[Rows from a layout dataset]
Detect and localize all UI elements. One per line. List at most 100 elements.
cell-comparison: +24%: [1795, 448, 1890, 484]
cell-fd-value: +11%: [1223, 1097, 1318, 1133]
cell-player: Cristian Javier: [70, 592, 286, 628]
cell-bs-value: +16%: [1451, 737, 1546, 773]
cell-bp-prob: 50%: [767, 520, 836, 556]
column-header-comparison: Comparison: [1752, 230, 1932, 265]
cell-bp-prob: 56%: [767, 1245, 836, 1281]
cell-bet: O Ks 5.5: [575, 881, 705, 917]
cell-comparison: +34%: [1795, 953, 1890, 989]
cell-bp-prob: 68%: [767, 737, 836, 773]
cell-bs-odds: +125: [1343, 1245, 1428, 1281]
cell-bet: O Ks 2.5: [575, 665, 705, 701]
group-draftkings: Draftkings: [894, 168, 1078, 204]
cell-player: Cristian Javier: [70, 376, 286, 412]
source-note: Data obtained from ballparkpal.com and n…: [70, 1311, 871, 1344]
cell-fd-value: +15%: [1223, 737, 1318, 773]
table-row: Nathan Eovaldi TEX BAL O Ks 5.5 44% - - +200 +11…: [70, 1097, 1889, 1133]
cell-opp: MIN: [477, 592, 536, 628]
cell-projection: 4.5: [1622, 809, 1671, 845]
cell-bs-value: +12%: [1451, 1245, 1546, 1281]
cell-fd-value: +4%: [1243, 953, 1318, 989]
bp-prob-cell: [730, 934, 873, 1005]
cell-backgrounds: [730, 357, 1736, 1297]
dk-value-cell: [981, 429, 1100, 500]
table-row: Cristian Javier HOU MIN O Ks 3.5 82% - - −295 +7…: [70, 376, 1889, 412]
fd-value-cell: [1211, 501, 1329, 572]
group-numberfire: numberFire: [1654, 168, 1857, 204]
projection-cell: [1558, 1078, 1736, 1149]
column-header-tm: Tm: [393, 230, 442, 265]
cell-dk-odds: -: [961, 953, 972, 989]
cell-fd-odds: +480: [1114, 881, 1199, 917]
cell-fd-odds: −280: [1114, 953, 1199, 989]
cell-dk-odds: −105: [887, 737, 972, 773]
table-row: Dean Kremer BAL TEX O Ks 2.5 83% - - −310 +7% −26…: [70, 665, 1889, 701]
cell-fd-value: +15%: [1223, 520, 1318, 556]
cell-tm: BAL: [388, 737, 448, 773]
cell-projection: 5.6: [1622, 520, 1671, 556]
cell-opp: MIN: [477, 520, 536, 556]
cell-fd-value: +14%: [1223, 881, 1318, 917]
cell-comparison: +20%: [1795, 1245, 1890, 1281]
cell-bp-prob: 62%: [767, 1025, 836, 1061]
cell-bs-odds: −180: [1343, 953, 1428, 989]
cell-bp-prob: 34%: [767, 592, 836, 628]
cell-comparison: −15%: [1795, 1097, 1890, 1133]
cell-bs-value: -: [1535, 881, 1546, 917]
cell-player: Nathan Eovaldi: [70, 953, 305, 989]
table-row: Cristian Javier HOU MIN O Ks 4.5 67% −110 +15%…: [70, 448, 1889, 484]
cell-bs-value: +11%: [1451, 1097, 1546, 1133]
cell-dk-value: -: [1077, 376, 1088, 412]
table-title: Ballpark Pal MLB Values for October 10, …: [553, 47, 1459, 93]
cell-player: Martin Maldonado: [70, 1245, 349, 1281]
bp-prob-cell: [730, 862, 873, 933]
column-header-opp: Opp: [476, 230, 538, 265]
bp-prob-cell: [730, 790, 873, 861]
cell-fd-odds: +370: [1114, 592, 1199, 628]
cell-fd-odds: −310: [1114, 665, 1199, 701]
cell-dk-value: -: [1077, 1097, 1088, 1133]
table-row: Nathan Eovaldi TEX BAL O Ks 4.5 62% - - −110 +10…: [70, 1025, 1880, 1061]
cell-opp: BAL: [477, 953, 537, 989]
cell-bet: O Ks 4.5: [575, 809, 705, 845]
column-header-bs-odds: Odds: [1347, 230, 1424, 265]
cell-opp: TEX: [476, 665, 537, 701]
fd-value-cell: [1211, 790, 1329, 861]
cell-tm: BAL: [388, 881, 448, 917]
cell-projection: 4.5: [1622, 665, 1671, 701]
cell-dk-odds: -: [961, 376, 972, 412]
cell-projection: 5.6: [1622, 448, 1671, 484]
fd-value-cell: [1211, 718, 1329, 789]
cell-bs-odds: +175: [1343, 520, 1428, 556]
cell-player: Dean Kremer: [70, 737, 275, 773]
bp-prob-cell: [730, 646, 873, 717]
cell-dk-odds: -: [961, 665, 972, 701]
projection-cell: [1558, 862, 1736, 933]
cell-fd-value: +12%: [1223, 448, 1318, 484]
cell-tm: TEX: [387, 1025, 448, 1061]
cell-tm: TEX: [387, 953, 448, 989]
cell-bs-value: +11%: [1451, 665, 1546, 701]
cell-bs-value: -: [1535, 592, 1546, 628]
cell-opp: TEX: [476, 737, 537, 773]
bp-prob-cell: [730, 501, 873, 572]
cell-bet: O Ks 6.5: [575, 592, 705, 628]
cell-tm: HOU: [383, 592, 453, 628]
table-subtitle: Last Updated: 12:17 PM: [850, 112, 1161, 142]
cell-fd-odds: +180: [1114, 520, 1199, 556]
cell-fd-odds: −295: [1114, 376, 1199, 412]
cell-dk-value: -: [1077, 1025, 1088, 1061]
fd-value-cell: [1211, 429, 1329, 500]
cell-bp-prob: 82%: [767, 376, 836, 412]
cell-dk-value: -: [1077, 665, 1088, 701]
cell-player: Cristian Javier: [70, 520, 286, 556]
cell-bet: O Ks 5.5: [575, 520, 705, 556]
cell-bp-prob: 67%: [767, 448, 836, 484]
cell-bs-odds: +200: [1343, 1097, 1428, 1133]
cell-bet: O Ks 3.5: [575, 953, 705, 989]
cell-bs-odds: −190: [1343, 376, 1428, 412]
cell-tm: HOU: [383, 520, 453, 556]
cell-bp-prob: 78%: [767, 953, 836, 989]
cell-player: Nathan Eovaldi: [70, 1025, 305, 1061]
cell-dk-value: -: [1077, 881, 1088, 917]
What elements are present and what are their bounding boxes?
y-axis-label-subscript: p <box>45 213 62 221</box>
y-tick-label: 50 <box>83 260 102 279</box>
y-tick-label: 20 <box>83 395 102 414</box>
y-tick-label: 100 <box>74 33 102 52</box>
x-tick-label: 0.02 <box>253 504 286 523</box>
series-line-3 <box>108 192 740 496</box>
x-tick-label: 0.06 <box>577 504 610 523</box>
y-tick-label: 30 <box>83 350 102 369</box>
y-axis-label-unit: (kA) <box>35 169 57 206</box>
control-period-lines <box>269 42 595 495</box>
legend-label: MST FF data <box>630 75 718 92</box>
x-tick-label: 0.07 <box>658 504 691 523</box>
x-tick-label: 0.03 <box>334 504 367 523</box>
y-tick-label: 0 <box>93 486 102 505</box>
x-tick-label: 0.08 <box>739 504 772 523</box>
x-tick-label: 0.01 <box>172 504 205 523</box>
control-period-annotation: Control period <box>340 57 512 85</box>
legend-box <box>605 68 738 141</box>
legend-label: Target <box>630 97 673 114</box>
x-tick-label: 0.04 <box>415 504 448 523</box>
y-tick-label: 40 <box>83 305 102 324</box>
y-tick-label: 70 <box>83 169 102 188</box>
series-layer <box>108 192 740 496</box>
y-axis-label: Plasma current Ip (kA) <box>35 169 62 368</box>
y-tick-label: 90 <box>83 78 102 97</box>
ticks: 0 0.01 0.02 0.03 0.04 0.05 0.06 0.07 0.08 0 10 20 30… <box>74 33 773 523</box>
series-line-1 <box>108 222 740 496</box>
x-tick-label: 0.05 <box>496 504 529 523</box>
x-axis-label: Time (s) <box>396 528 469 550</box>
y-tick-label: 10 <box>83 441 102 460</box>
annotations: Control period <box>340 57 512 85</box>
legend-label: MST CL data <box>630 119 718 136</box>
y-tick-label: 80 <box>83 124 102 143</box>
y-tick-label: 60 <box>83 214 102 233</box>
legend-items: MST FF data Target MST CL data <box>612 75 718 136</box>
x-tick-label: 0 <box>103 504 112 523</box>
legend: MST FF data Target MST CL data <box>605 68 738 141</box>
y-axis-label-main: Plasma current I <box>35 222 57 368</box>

* _Exercise directions_:
Set down the records verbatim, covering the stretch from the start of the records through the line containing "dk-value-cell: [981, 429, 1100, 500]".

* _Full response_:
Detect and localize all UI elements. One per line. List at most 100 elements.
cell-comparison: +24%: [1795, 448, 1890, 484]
cell-fd-value: +11%: [1223, 1097, 1318, 1133]
cell-player: Cristian Javier: [70, 592, 286, 628]
cell-bs-value: +16%: [1451, 737, 1546, 773]
cell-bp-prob: 50%: [767, 520, 836, 556]
column-header-comparison: Comparison: [1752, 230, 1932, 265]
cell-bp-prob: 56%: [767, 1245, 836, 1281]
cell-bet: O Ks 5.5: [575, 881, 705, 917]
cell-comparison: +34%: [1795, 953, 1890, 989]
cell-bp-prob: 68%: [767, 737, 836, 773]
cell-bs-odds: +125: [1343, 1245, 1428, 1281]
cell-bet: O Ks 2.5: [575, 665, 705, 701]
group-draftkings: Draftkings: [894, 168, 1078, 204]
cell-player: Cristian Javier: [70, 376, 286, 412]
source-note: Data obtained from ballparkpal.com and n…: [70, 1311, 871, 1344]
cell-fd-value: +15%: [1223, 737, 1318, 773]
table-row: Nathan Eovaldi TEX BAL O Ks 5.5 44% - - +200 +11…: [70, 1097, 1889, 1133]
cell-opp: MIN: [477, 592, 536, 628]
cell-projection: 4.5: [1622, 809, 1671, 845]
cell-bs-value: +12%: [1451, 1245, 1546, 1281]
cell-fd-value: +4%: [1243, 953, 1318, 989]
bp-prob-cell: [730, 934, 873, 1005]
cell-backgrounds: [730, 357, 1736, 1297]
dk-value-cell: [981, 429, 1100, 500]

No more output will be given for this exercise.